Without altering anything, repeat each of the records.
#####
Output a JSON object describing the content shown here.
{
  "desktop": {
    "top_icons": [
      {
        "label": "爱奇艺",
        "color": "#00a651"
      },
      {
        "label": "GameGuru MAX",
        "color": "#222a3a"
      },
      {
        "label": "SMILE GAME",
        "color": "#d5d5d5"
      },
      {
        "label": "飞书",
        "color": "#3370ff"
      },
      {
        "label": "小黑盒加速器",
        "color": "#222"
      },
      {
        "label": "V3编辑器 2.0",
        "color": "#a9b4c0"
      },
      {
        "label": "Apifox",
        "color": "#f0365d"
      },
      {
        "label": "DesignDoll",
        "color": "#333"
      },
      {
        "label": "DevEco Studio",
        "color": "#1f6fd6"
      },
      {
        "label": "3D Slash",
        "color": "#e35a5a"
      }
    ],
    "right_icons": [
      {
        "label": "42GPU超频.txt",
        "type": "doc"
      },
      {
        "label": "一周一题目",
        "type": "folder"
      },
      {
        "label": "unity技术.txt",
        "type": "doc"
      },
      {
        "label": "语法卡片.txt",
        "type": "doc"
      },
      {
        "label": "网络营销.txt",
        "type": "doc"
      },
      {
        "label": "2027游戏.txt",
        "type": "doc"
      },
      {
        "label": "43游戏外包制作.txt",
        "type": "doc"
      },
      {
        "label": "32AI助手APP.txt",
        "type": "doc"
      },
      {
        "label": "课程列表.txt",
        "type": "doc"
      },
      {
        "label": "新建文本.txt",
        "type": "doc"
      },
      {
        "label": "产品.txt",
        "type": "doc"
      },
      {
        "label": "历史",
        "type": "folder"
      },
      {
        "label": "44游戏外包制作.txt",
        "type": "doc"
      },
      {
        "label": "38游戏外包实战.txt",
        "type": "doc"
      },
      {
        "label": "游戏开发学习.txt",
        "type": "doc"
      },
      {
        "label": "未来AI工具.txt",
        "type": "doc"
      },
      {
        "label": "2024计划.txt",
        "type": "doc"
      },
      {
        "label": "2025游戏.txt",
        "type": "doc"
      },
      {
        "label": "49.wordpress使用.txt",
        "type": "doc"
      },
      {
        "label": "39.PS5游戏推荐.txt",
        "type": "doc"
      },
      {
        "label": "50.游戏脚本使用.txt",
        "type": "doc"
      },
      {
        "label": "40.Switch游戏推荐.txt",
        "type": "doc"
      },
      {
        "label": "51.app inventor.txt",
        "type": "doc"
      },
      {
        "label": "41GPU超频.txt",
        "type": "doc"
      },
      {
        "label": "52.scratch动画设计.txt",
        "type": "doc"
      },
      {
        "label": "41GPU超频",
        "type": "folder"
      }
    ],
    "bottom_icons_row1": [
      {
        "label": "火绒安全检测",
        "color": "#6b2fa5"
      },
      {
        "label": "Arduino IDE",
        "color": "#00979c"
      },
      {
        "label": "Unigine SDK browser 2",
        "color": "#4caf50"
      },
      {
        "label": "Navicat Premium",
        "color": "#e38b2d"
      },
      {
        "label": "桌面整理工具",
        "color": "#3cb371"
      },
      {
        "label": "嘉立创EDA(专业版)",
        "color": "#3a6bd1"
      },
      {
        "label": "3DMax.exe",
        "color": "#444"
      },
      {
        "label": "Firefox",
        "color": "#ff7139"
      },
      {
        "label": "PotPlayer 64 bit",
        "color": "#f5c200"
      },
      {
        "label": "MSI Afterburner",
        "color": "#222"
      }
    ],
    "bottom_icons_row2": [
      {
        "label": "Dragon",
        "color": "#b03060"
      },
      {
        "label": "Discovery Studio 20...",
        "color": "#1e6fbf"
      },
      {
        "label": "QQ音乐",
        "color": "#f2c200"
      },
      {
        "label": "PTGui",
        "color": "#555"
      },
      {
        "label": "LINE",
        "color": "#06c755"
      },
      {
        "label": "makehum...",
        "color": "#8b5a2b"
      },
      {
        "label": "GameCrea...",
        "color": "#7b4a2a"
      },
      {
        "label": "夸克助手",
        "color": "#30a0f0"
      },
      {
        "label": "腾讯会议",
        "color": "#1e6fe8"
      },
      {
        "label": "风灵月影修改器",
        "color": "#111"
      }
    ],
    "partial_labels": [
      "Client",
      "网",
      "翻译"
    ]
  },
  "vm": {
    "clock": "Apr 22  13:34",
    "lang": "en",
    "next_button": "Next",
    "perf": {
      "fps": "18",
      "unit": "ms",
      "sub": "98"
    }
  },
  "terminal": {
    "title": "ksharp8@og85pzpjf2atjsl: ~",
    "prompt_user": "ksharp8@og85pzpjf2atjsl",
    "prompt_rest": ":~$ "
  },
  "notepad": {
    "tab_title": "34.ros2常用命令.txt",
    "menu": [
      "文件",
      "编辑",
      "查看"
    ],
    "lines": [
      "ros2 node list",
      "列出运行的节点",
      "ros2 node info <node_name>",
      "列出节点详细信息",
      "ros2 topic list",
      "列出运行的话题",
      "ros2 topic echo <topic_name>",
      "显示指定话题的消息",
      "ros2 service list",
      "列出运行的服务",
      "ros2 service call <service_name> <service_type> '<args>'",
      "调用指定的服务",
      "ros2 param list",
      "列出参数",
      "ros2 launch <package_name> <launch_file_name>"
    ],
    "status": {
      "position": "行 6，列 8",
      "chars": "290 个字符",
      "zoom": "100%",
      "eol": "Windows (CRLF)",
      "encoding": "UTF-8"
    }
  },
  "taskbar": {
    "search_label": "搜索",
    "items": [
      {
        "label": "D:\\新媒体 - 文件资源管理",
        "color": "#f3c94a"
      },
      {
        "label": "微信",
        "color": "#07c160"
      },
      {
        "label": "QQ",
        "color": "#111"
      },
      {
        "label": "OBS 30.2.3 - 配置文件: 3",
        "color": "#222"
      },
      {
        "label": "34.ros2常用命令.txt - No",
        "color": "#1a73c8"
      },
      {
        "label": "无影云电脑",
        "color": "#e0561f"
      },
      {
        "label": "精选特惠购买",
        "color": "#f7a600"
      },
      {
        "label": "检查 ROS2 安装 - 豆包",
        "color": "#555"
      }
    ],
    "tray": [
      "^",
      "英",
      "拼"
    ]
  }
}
#####
• PROBLEM SOLUTION:
Output a JSON object describing the content shown here.
{
  "desktop": {
    "top_icons": [
      {
        "label": "爱奇艺",
        "color": "#00a651"
      },
      {
        "label": "GameGuru MAX",
        "color": "#222a3a"
      },
      {
        "label": "SMILE GAME",
        "color": "#d5d5d5"
      },
      {
        "label": "飞书",
        "color": "#3370ff"
      },
      {
        "label": "小黑盒加速器",
        "color": "#222"
      },
      {
        "label": "V3编辑器 2.0",
        "color": "#a9b4c0"
      },
      {
        "label": "Apifox",
        "color": "#f0365d"
      },
      {
        "label": "DesignDoll",
        "color": "#333"
      },
      {
        "label": "DevEco Studio",
        "color": "#1f6fd6"
      },
      {
        "label": "3D Slash",
        "color": "#e35a5a"
      }
    ],
    "right_icons": [
      {
        "label": "42GPU超频.txt",
        "type": "doc"
      },
      {
        "label": "一周一题目",
        "type": "folder"
      },
      {
        "label": "unity技术.txt",
        "type": "doc"
      },
      {
        "label": "语法卡片.txt",
        "type": "doc"
      },
      {
        "label": "网络营销.txt",
        "type": "doc"
      },
      {
        "label": "2027游戏.txt",
        "type": "doc"
      },
      {
        "label": "43游戏外包制作.txt",
        "type": "doc"
      },
      {
        "label": "32AI助手APP.txt",
        "type": "doc"
      },
      {
        "label": "课程列表.txt",
        "type": "doc"
      },
      {
        "label": "新建文本.txt",
        "type": "doc"
      },
      {
        "label": "产品.txt",
        "type": "doc"
      },
      {
        "label": "历史",
        "type": "folder"
      },
      {
        "label": "44游戏外包制作.txt",
        "type": "doc"
      },
      {
        "label": "38游戏外包实战.txt",
        "type": "doc"
      },
      {
        "label": "游戏开发学习.txt",
        "type": "doc"
      },
      {
        "label": "未来AI工具.txt",
        "type": "doc"
      },
      {
        "label": "2024计划.txt",
        "type": "doc"
      },
      {
        "label": "2025游戏.txt",
        "type": "doc"
      },
      {
        "label": "49.wordpress使用.txt",
        "type": "doc"
      },
      {
        "label": "39.PS5游戏推荐.txt",
        "type": "doc"
      },
      {
        "label": "50.游戏脚本使用.txt",
        "type": "doc"
      },
      {
        "label": "40.Switch游戏推荐.txt",
        "type": "doc"
      },
      {
        "label": "51.app inventor.txt",
        "type": "doc"
      },
      {
        "label": "41GPU超频.txt",
        "type": "doc"
      },
      {
        "label": "52.scratch动画设计.txt",
        "type": "doc"
      },
      {
        "label": "41GPU超频",
        "type": "folder"
      }
    ],
    "bottom_icons_row1": [
      {
        "label": "火绒安全检测",
        "color": "#6b2fa5"
      },
      {
        "label": "Arduino IDE",
        "color": "#00979c"
      },
      {
        "label": "Unigine SDK browser 2",
        "color": "#4caf50"
      },
      {
        "label": "Navicat Premium",
        "color": "#e38b2d"
      },
      {
        "label": "桌面整理工具",
        "color": "#3cb371"
      },
      {
        "label": "嘉立创EDA(专业版)",
        "color": "#3a6bd1"
      },
      {
        "label": "3DMax.exe",
        "color": "#444"
      },
      {
        "label": "Firefox",
        "color": "#ff7139"
      },
      {
        "label": "PotPlayer 64 bit",
        "color": "#f5c200"
      },
      {
        "label": "MSI Afterburner",
        "color": "#222"
      }
    ],
    "bottom_icons_row2": [
      {
        "label": "Dragon",
        "color": "#b03060"
      },
      {
        "label": "Discovery Studio 20...",
        "color": "#1e6fbf"
      },
      {
        "label": "QQ音乐",
        "color": "#f2c200"
      },
      {
        "label": "PTGui",
        "color": "#555"
      },
      {
        "label": "LINE",
        "color": "#06c755"
      },
      {
        "label": "makehum...",
        "color": "#8b5a2b"
      },
      {
        "label": "GameCrea...",
        "color": "#7b4a2a"
      },
      {
        "label": "夸克助手",
        "color": "#30a0f0"
      },
      {
        "label": "腾讯会议",
        "color": "#1e6fe8"
      },
      {
        "label": "风灵月影修改器",
        "color": "#111"
      }
    ],
    "partial_labels": [
      "Client",
      "网",
      "翻译"
    ]
  },
  "vm": {
    "clock": "Apr 22  13:34",
    "lang": "en",
    "next_button": "Next",
    "perf": {
      "fps": "18",
      "unit": "ms",
      "sub": "98"
    }
  },
  "terminal": {
    "title": "ksharp8@og85pzpjf2atjsl: ~",
    "prompt_user": "ksharp8@og85pzpjf2atjsl",
    "prompt_rest": ":~$ "
  },
  "notepad": {
    "tab_title": "34.ros2常用命令.txt",
    "menu": [
      "文件",
      "编辑",
      "查看"
    ],
    "lines": [
      "ros2 node list",
      "列出运行的节点",
      "ros2 node info <node_name>",
      "列出节点详细信息",
      "ros2 topic list",
      "列出运行的话题",
      "ros2 topic echo <topic_name>",
      "显示指定话题的消息",
      "ros2 service list",
      "列出运行的服务",
      "ros2 service call <service_name> <service_type> '<args>'",
      "调用指定的服务",
      "ros2 param list",
      "列出参数",
      "ros2 launch <package_name> <launch_file_name>"
    ],
    "status": {
      "position": "行 6，列 8",
      "chars": "290 个字符",
      "zoom": "100%",
      "eol": "Windows (CRLF)",
      "encoding": "UTF-8"
    }
  },
  "taskbar": {
    "search_label": "搜索",
    "items": [
      {
        "label": "D:\\新媒体 - 文件资源管理",
        "color": "#f3c94a"
      },
      {
        "label": "微信",
        "color": "#07c160"
      },
      {
        "label": "QQ",
        "color": "#111"
      },
      {
        "label": "OBS 30.2.3 - 配置文件: 3",
        "color": "#222"
      },
      {
        "label": "34.ros2常用命令.txt - No",
        "color": "#1a73c8"
      },
      {
        "label": "无影云电脑",
        "color": "#e0561f"
      },
      {
        "label": "精选特惠购买",
        "color": "#f7a600"
      },
      {
        "label": "检查 ROS2 安装 - 豆包",
        "color": "#555"
      }
    ],
    "tray": [
      "^",
      "英",
      "拼"
    ]
  }
}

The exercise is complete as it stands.